[Dataset records]

====

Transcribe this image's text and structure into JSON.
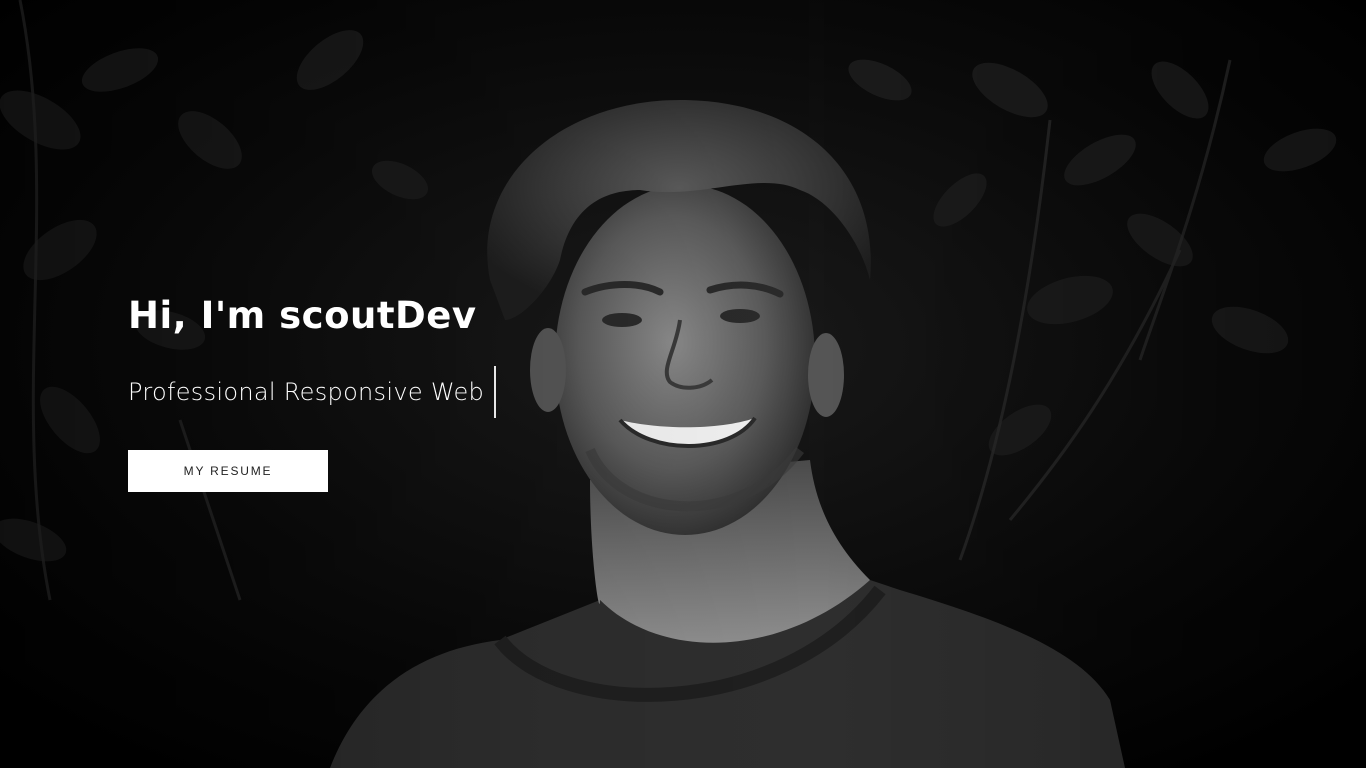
{
  "hero": {
    "title": "Hi, I'm scoutDev",
    "subtitle": "Professional Responsive Web",
    "resume_button_label": "MY RESUME"
  },
  "colors": {
    "background": "#000000",
    "text": "#ffffff",
    "button_background": "#ffffff",
    "button_text": "#222222"
  }
}
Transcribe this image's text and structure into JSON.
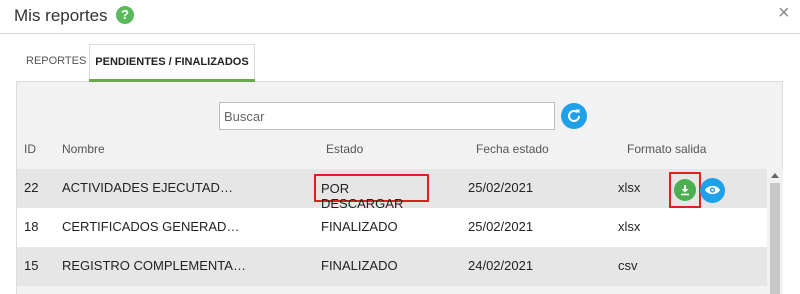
{
  "window": {
    "title": "Mis reportes",
    "help_icon": "?",
    "close_icon": "×"
  },
  "tabs": [
    {
      "label": "REPORTES",
      "active": false
    },
    {
      "label": "PENDIENTES / FINALIZADOS",
      "active": true
    }
  ],
  "search": {
    "placeholder": "Buscar",
    "value": ""
  },
  "table": {
    "columns": [
      "ID",
      "Nombre",
      "Estado",
      "Fecha estado",
      "Formato salida"
    ],
    "rows": [
      {
        "id": "22",
        "name": "ACTIVIDADES EJECUTAD…",
        "status": "POR DESCARGAR",
        "date": "25/02/2021",
        "format": "xlsx",
        "actions": [
          "download-icon",
          "eye-icon"
        ]
      },
      {
        "id": "18",
        "name": "CERTIFICADOS GENERAD…",
        "status": "FINALIZADO",
        "date": "25/02/2021",
        "format": "xlsx",
        "actions": []
      },
      {
        "id": "15",
        "name": "REGISTRO COMPLEMENTA…",
        "status": "FINALIZADO",
        "date": "24/02/2021",
        "format": "csv",
        "actions": []
      }
    ]
  },
  "colors": {
    "accent_green": "#5cb85c",
    "accent_blue": "#1da1e8",
    "highlight_red": "#e02020",
    "tab_underline": "#6aa84f"
  }
}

====

§ GIVEN INSTRUCTION:
Track down every line with the word "ffffff" and copy it.

§ RESULT FOR THIS EXERCISE:
    "text": "#ffffff",
    "button_background": "#ffffff",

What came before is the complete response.